Find all the lines with "this" and gather them.

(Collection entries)
━━━━━━━━

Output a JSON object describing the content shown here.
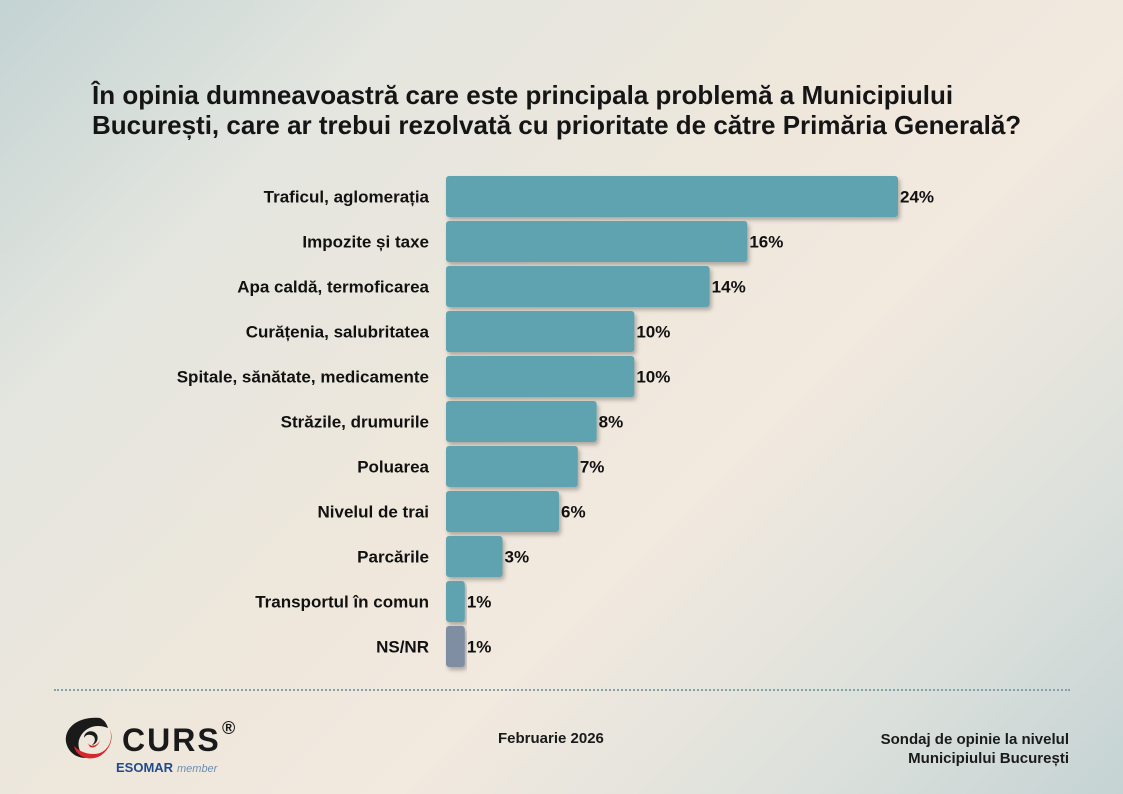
{
  "chart_data": {
    "type": "bar",
    "orientation": "horizontal",
    "title": "În opinia dumneavoastră care este principala problemă a Municipiului București, care ar trebui rezolvată cu prioritate de către Primăria Generală?",
    "categories": [
      "Traficul, aglomerația",
      "Impozite și taxe",
      "Apa caldă, termoficarea",
      "Curățenia, salubritatea",
      "Spitale, sănătate, medicamente",
      "Străzile, drumurile",
      "Poluarea",
      "Nivelul de trai",
      "Parcările",
      "Transportul în comun",
      "NS/NR"
    ],
    "values": [
      24,
      16,
      14,
      10,
      10,
      8,
      7,
      6,
      3,
      1,
      1
    ],
    "value_labels": [
      "24%",
      "16%",
      "14%",
      "10%",
      "10%",
      "8%",
      "7%",
      "6%",
      "3%",
      "1%",
      "1%"
    ],
    "unit": "%",
    "colors": [
      "#5fa3b0",
      "#5fa3b0",
      "#5fa3b0",
      "#5fa3b0",
      "#5fa3b0",
      "#5fa3b0",
      "#5fa3b0",
      "#5fa3b0",
      "#5fa3b0",
      "#5fa3b0",
      "#7f8ea3"
    ],
    "xlim": [
      0,
      24
    ],
    "grid": false,
    "legend": "none"
  },
  "footer": {
    "date": "Februarie 2026",
    "source_line1": "Sondaj de opinie la nivelul",
    "source_line2": "Municipiului București"
  },
  "logo": {
    "name": "CURS",
    "registered": "®",
    "sub_left": "ESOMAR",
    "sub_right": "member",
    "colors": {
      "swoosh_dark": "#1a1a1a",
      "swoosh_red": "#d8262b",
      "esomar_blue": "#1f4b8c",
      "member_gray": "#6d8fb0"
    }
  }
}
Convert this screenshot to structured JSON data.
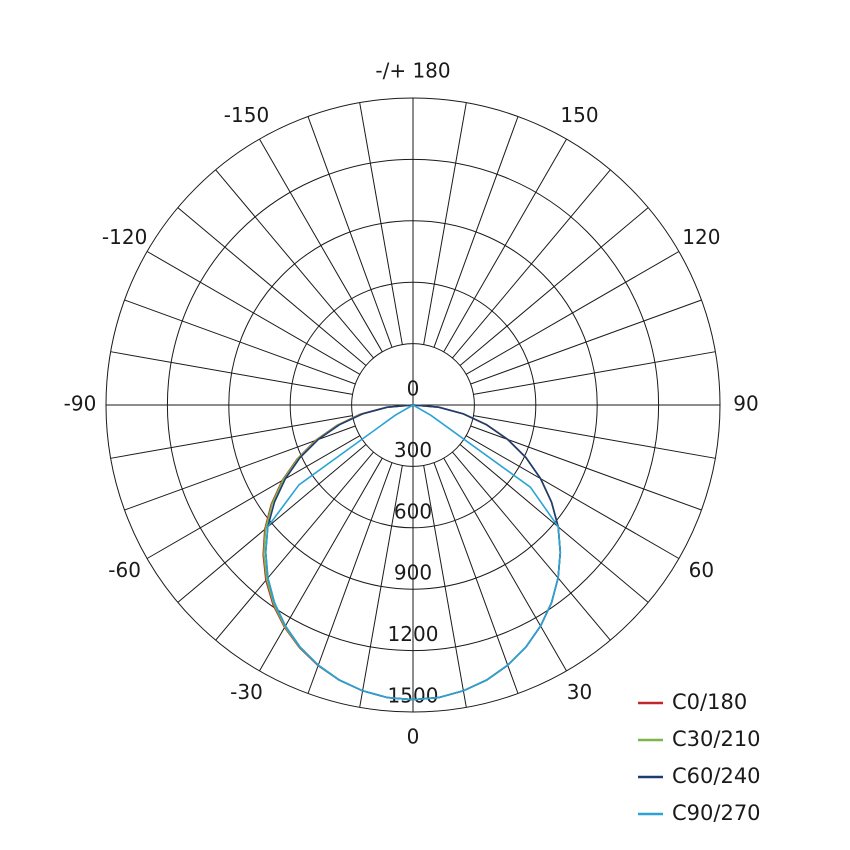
{
  "chart_data": {
    "type": "polar",
    "angles": [
      -90,
      -85,
      -80,
      -75,
      -70,
      -65,
      -60,
      -55,
      -50,
      -45,
      -40,
      -35,
      -30,
      -25,
      -20,
      -15,
      -10,
      -5,
      0,
      5,
      10,
      15,
      20,
      25,
      30,
      35,
      40,
      45,
      50,
      55,
      60,
      65,
      70,
      75,
      80,
      85,
      90
    ],
    "series": [
      {
        "name": "C0/180",
        "color": "#c0272d",
        "values": [
          0,
          130,
          262,
          385,
          508,
          625,
          738,
          845,
          945,
          1035,
          1118,
          1192,
          1255,
          1310,
          1355,
          1392,
          1418,
          1435,
          1440,
          1435,
          1418,
          1391,
          1353,
          1305,
          1247,
          1180,
          1103,
          1018,
          926,
          826,
          720,
          609,
          493,
          373,
          250,
          126,
          0
        ]
      },
      {
        "name": "C30/210",
        "color": "#7ab648",
        "values": [
          0,
          128,
          258,
          380,
          503,
          620,
          733,
          840,
          940,
          1030,
          1112,
          1187,
          1252,
          1308,
          1354,
          1391,
          1418,
          1435,
          1440,
          1435,
          1418,
          1391,
          1353,
          1305,
          1247,
          1180,
          1103,
          1018,
          926,
          826,
          720,
          609,
          493,
          373,
          250,
          126,
          0
        ]
      },
      {
        "name": "C60/240",
        "color": "#1f3b73",
        "values": [
          0,
          126,
          250,
          373,
          493,
          609,
          720,
          826,
          926,
          1018,
          1103,
          1180,
          1247,
          1305,
          1353,
          1391,
          1418,
          1435,
          1440,
          1435,
          1418,
          1391,
          1353,
          1305,
          1247,
          1180,
          1103,
          1018,
          926,
          826,
          720,
          609,
          493,
          373,
          250,
          126,
          0
        ]
      },
      {
        "name": "C90/270",
        "color": "#2aa3d6",
        "values": [
          0,
          0,
          0,
          0,
          0,
          0,
          100,
          680,
          926,
          1018,
          1103,
          1180,
          1247,
          1305,
          1353,
          1391,
          1418,
          1435,
          1440,
          1435,
          1418,
          1391,
          1353,
          1305,
          1247,
          1180,
          1103,
          1018,
          926,
          700,
          100,
          0,
          0,
          0,
          0,
          0,
          0
        ]
      }
    ],
    "rlim": [
      0,
      1500
    ],
    "rticks": [
      0,
      300,
      600,
      900,
      1200,
      1500
    ],
    "angle_ticks": [
      -150,
      -120,
      -90,
      -60,
      -30,
      0,
      30,
      60,
      90,
      120,
      150,
      {
        "value": 180,
        "label": "-/+ 180"
      }
    ],
    "grid": true,
    "legend": "lower right"
  }
}
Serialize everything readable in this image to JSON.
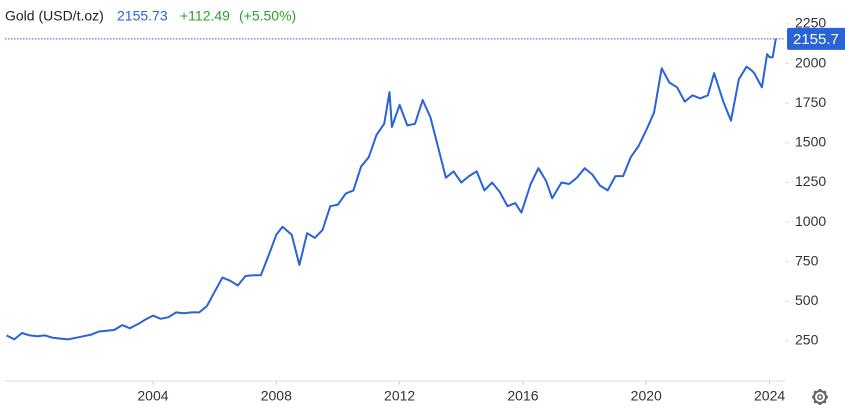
{
  "chart_data": {
    "type": "line",
    "title": "Gold (USD/t.oz)",
    "last": {
      "value": 2155.73,
      "label": "2155.73"
    },
    "change": "+112.49",
    "change_pct": "(+5.50%)",
    "last_box_label": "2155.7",
    "color": "#2a62d8",
    "grid": false,
    "xlim": [
      1999.2,
      2024.5
    ],
    "xticks": [
      2004,
      2008,
      2012,
      2016,
      2020,
      2024
    ],
    "ylim": [
      0,
      2290
    ],
    "yticks": [
      250,
      500,
      750,
      1000,
      1250,
      1500,
      1750,
      2000,
      2250
    ],
    "x": [
      1999.25,
      1999.5,
      1999.75,
      2000.0,
      2000.25,
      2000.5,
      2000.75,
      2001.0,
      2001.25,
      2001.5,
      2001.75,
      2002.0,
      2002.25,
      2002.5,
      2002.75,
      2003.0,
      2003.25,
      2003.5,
      2003.75,
      2004.0,
      2004.25,
      2004.5,
      2004.75,
      2005.0,
      2005.25,
      2005.5,
      2005.75,
      2006.0,
      2006.25,
      2006.5,
      2006.75,
      2007.0,
      2007.25,
      2007.5,
      2007.75,
      2008.0,
      2008.2,
      2008.5,
      2008.75,
      2009.0,
      2009.25,
      2009.5,
      2009.75,
      2010.0,
      2010.25,
      2010.5,
      2010.75,
      2011.0,
      2011.25,
      2011.5,
      2011.67,
      2011.75,
      2012.0,
      2012.25,
      2012.5,
      2012.75,
      2013.0,
      2013.25,
      2013.5,
      2013.75,
      2014.0,
      2014.25,
      2014.5,
      2014.75,
      2015.0,
      2015.25,
      2015.5,
      2015.75,
      2015.95,
      2016.25,
      2016.5,
      2016.75,
      2016.95,
      2017.25,
      2017.5,
      2017.75,
      2018.0,
      2018.25,
      2018.5,
      2018.75,
      2019.0,
      2019.25,
      2019.5,
      2019.75,
      2020.0,
      2020.25,
      2020.5,
      2020.75,
      2021.0,
      2021.25,
      2021.5,
      2021.75,
      2022.0,
      2022.2,
      2022.5,
      2022.75,
      2023.0,
      2023.25,
      2023.4,
      2023.5,
      2023.75,
      2023.92,
      2024.0,
      2024.1,
      2024.2
    ],
    "series": [
      {
        "name": "Gold",
        "color": "#2a62d8",
        "values": [
          285,
          260,
          300,
          285,
          280,
          285,
          270,
          265,
          260,
          270,
          280,
          290,
          310,
          315,
          320,
          350,
          330,
          355,
          385,
          410,
          390,
          400,
          430,
          425,
          430,
          430,
          470,
          560,
          650,
          630,
          600,
          660,
          665,
          665,
          790,
          920,
          970,
          920,
          730,
          930,
          900,
          950,
          1100,
          1110,
          1180,
          1200,
          1350,
          1410,
          1550,
          1620,
          1820,
          1600,
          1740,
          1610,
          1620,
          1770,
          1660,
          1470,
          1280,
          1320,
          1250,
          1290,
          1320,
          1200,
          1250,
          1190,
          1100,
          1120,
          1060,
          1240,
          1340,
          1260,
          1150,
          1250,
          1240,
          1280,
          1340,
          1300,
          1230,
          1200,
          1290,
          1290,
          1410,
          1480,
          1580,
          1690,
          1970,
          1880,
          1850,
          1760,
          1800,
          1780,
          1800,
          1940,
          1760,
          1640,
          1900,
          1980,
          1960,
          1940,
          1850,
          2060,
          2040,
          2040,
          2156
        ]
      }
    ]
  }
}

━━━━━━━━

Reply to the exercise:
Convert this screenshot to structured JSON data.
Serialize everything readable in this image to JSON.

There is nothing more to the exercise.